▸ **PROBLEM TO SOLVE**
Reproduce the records below in full and word for word, excluding pictures.

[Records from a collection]
::::::::::
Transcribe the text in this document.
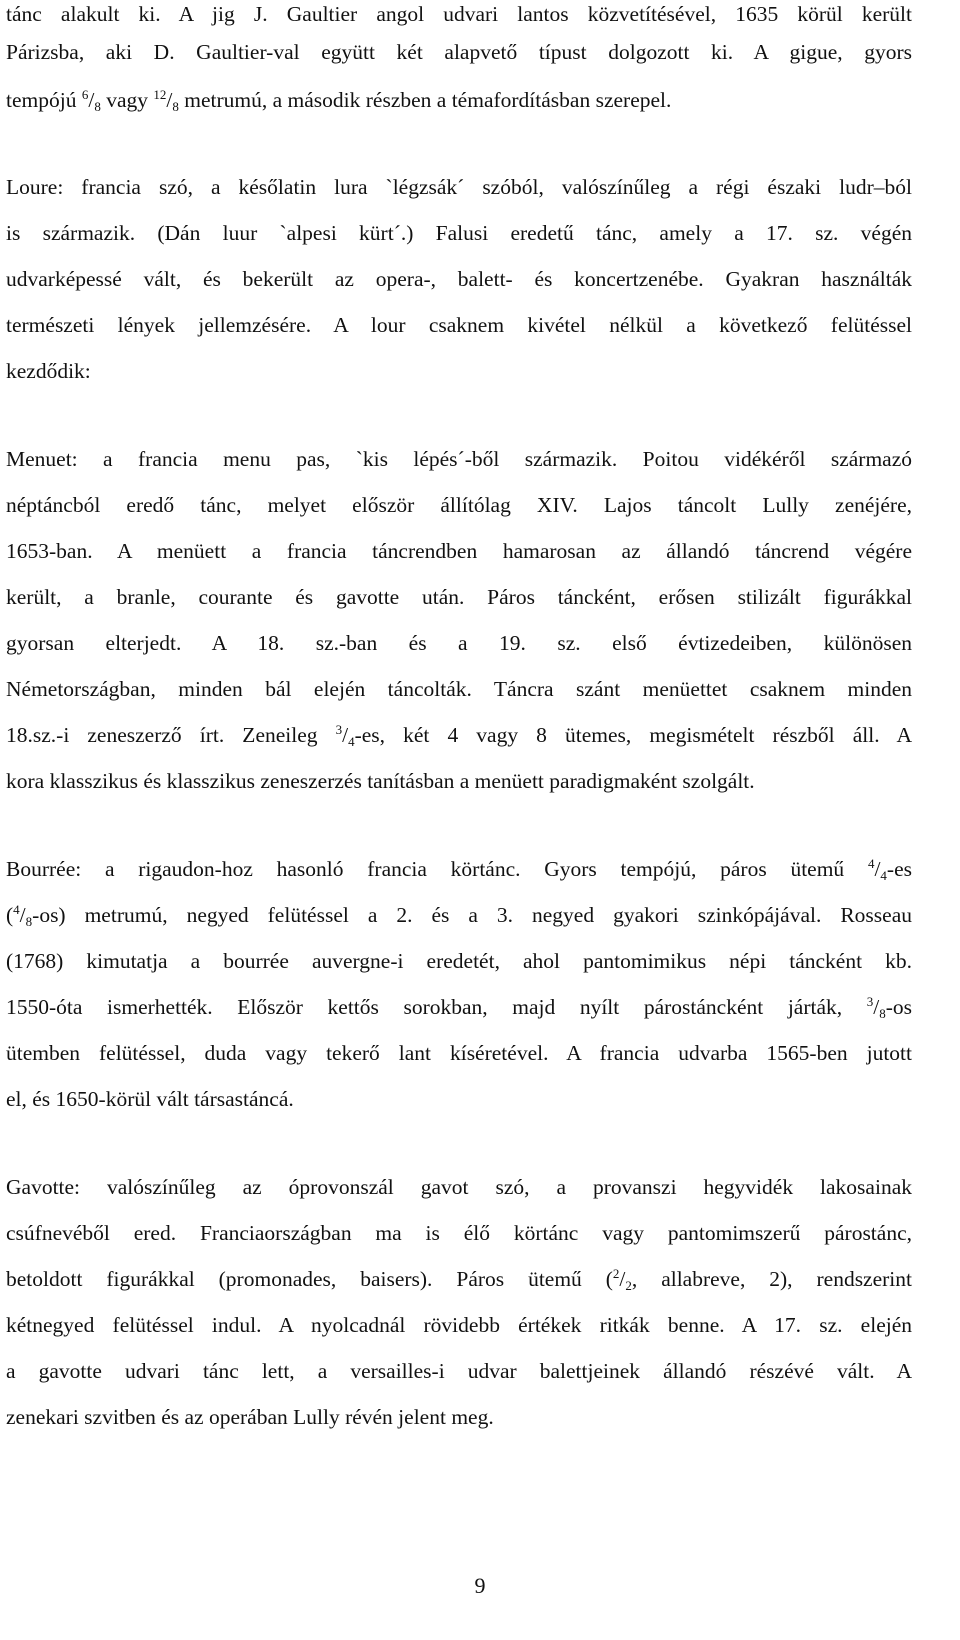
tánc alakult ki. A jig J. Gaultier angol udvari lantos közvetítésével, 1635 körül került
Párizsba, aki D. Gaultier-val együtt két alapvető típust dolgozott ki. A gigue, gyors
tempójú $^6/_8$ vagy $^{12}/_8$ metrumú, a második részben a témafordításban szerepel.
Loure: francia szó, a későlatin lura `légzsák´ szóból, valószínűleg a régi északi ludr–ból
is származik. (Dán luur `alpesi kürt´.) Falusi eredetű tánc, amely a 17. sz. végén
udvarképessé vált, és bekerült az opera-, balett- és koncertzenébe. Gyakran használták
természeti lények jellemzésére. A lour csaknem kivétel nélkül a következő felütéssel
kezdődik:
Menuet: a francia menu pas, `kis lépés´-ből származik. Poitou vidékéről származó
néptáncból eredő tánc, melyet először állítólag XIV. Lajos táncolt Lully zenéjére,
1653-ban. A menüett a francia táncrendben hamarosan az állandó táncrend végére
került, a branle, courante és gavotte után. Páros táncként, erősen stilizált figurákkal
gyorsan elterjedt. A 18. sz.-ban és a 19. sz. első évtizedeiben, különösen
Németországban, minden bál elején táncolták. Táncra szánt menüettet csaknem minden
18.sz.-i zeneszerző írt. Zeneileg $^3/_4-es$, két 4 vagy 8 ütemes, megismételt részből áll. A
kora klasszikus és klasszikus zeneszerzés tanításban a menüett paradigmaként szolgált.
Bourrée: a rigaudon-hoz hasonló francia körtánc. Gyors tempójú, páros ütemű $^4/_4-es$
$(^4/_8-os)$ metrumú, negyed felütéssel a 2. és a 3. negyed gyakori szinkópájával. Rosseau
(1768) kimutatja a bourrée auvergne-i eredetét, ahol pantomimikus népi táncként kb.
1550-óta ismerhették. Először kettős sorokban, majd nyílt párostáncként járták, $^3/_8-os$
ütemben felütéssel, duda vagy tekerő lant kíséretével. A francia udvarba 1565-ben jutott
el, és 1650-körül vált társastáncá.
Gavotte: valószínűleg az óprovonszál gavot szó, a provanszi hegyvidék lakosainak
csúfnevéből ered. Franciaországban ma is élő körtánc vagy pantomimszerű párostánc,
betoldott figurákkal (promonades, baisers). Páros ütemű ($^2/_2$, allabreve, 2), rendszerint
kétnegyed felütéssel indul. A nyolcadnál rövidebb értékek ritkák benne. A 17. sz. elején
a gavotte udvari tánc lett, a versailles-i udvar balettjeinek állandó részévé vált. A
zenekari szvitben és az operában Lully révén jelent meg.
9
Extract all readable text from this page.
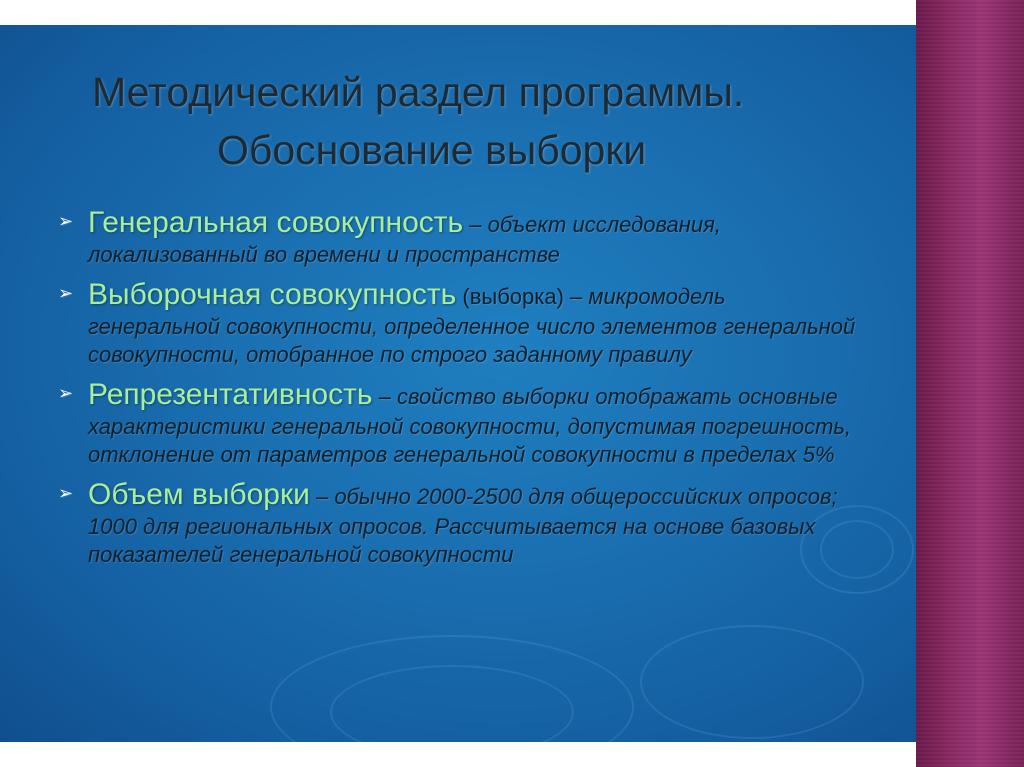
Методический раздел программы.
Обоснование выборки
➢ Генеральная совокупность – объект исследования, локализованный во времени и пространстве
➢ Выборочная совокупность (выборка) – микромодель генеральной совокупности, определенное число элементов генеральной совокупности, отобранное по строго заданному правилу
➢ Репрезентативность – свойство выборки отображать основные характеристики генеральной совокупности, допустимая погрешность, отклонение от параметров генеральной совокупности в пределах 5%
➢ Объем выборки – обычно 2000-2500 для общероссийских опросов; 1000 для региональных опросов. Рассчитывается на основе базовых показателей генеральной совокупности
::::::::::
▸ **OUTPUT OF THE EXERCISE**
Transcribe the text in this document.
tánc alakult ki. A jig J. Gaultier angol udvari lantos közvetítésével, 1635 körül került
Párizsba, aki D. Gaultier-val együtt két alapvető típust dolgozott ki. A gigue, gyors
tempójú $^6/_8$ vagy $^{12}/_8$ metrumú, a második részben a témafordításban szerepel.
Loure: francia szó, a későlatin lura `légzsák´ szóból, valószínűleg a régi északi ludr–ból
is származik. (Dán luur `alpesi kürt´.) Falusi eredetű tánc, amely a 17. sz. végén
udvarképessé vált, és bekerült az opera-, balett- és koncertzenébe. Gyakran használták
természeti lények jellemzésére. A lour csaknem kivétel nélkül a következő felütéssel
kezdődik:
Menuet: a francia menu pas, `kis lépés´-ből származik. Poitou vidékéről származó
néptáncból eredő tánc, melyet először állítólag XIV. Lajos táncolt Lully zenéjére,
1653-ban. A menüett a francia táncrendben hamarosan az állandó táncrend végére
került, a branle, courante és gavotte után. Páros táncként, erősen stilizált figurákkal
gyorsan elterjedt. A 18. sz.-ban és a 19. sz. első évtizedeiben, különösen
Németországban, minden bál elején táncolták. Táncra szánt menüettet csaknem minden
18.sz.-i zeneszerző írt. Zeneileg $^3/_4-es$, két 4 vagy 8 ütemes, megismételt részből áll. A
kora klasszikus és klasszikus zeneszerzés tanításban a menüett paradigmaként szolgált.
Bourrée: a rigaudon-hoz hasonló francia körtánc. Gyors tempójú, páros ütemű $^4/_4-es$
$(^4/_8-os)$ metrumú, negyed felütéssel a 2. és a 3. negyed gyakori szinkópájával. Rosseau
(1768) kimutatja a bourrée auvergne-i eredetét, ahol pantomimikus népi táncként kb.
1550-óta ismerhették. Először kettős sorokban, majd nyílt párostáncként járták, $^3/_8-os$
ütemben felütéssel, duda vagy tekerő lant kíséretével. A francia udvarba 1565-ben jutott
el, és 1650-körül vált társastáncá.
Gavotte: valószínűleg az óprovonszál gavot szó, a provanszi hegyvidék lakosainak
csúfnevéből ered. Franciaországban ma is élő körtánc vagy pantomimszerű párostánc,
betoldott figurákkal (promonades, baisers). Páros ütemű ($^2/_2$, allabreve, 2), rendszerint
kétnegyed felütéssel indul. A nyolcadnál rövidebb értékek ritkák benne. A 17. sz. elején
a gavotte udvari tánc lett, a versailles-i udvar balettjeinek állandó részévé vált. A
zenekari szvitben és az operában Lully révén jelent meg.
9
Extract all readable text from this page.
Методический раздел программы.
Обоснование выборки
➢ Генеральная совокупность – объект исследования, локализованный во времени и пространстве
➢ Выборочная совокупность (выборка) – микромодель генеральной совокупности, определенное число элементов генеральной совокупности, отобранное по строго заданному правилу
➢ Репрезентативность – свойство выборки отображать основные характеристики генеральной совокупности, допустимая погрешность, отклонение от параметров генеральной совокупности в пределах 5%
➢ Объем выборки – обычно 2000-2500 для общероссийских опросов; 1000 для региональных опросов. Рассчитывается на основе базовых показателей генеральной совокупности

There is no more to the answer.